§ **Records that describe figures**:
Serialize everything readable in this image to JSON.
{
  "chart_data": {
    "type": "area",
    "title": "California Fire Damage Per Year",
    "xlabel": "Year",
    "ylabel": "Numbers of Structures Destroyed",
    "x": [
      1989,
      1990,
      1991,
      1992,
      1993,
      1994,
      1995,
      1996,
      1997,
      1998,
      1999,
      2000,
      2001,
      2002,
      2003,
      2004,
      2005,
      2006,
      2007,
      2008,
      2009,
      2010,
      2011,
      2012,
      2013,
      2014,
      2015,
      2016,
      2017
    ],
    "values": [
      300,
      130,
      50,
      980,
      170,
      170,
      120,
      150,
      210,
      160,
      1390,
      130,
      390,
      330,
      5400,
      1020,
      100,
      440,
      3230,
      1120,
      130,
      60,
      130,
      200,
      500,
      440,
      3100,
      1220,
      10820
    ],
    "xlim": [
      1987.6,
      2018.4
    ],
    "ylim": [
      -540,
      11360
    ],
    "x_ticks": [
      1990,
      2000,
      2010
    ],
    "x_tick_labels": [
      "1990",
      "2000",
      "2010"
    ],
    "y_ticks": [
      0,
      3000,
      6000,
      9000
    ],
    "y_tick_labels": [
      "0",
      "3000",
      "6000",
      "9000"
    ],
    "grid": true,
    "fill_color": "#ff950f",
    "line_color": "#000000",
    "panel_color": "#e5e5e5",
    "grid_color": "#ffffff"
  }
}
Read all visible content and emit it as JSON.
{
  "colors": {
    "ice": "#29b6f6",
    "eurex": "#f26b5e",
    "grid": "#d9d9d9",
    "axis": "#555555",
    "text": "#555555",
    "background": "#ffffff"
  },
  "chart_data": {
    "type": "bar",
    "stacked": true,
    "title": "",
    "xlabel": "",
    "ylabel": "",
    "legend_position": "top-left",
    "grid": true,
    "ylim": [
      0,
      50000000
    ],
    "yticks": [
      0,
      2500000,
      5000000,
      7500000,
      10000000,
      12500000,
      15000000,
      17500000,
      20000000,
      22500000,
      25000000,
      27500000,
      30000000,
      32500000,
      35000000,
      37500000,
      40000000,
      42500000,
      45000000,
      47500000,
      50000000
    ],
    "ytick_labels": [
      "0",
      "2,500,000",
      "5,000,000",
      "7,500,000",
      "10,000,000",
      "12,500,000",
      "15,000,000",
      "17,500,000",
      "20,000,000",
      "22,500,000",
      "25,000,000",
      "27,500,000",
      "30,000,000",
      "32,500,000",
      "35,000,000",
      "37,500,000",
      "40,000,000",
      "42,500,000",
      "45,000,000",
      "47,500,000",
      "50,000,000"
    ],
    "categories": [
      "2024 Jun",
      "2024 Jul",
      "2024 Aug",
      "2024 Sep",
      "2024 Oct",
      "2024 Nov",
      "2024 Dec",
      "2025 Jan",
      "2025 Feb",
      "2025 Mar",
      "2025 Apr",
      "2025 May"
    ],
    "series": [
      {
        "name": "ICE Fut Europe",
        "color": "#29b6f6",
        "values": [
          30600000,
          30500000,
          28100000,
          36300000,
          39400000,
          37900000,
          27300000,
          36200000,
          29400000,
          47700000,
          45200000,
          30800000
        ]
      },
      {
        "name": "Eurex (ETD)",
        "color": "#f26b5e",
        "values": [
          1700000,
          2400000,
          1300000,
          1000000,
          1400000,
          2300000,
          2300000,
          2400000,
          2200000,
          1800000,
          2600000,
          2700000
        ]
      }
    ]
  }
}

§ **Directions**: Find every line in the records above that contains the word "ylabel", and copy each one.

§ **Output**:
    "ylabel": "Numbers of Structures Destroyed",
    "ylabel": "",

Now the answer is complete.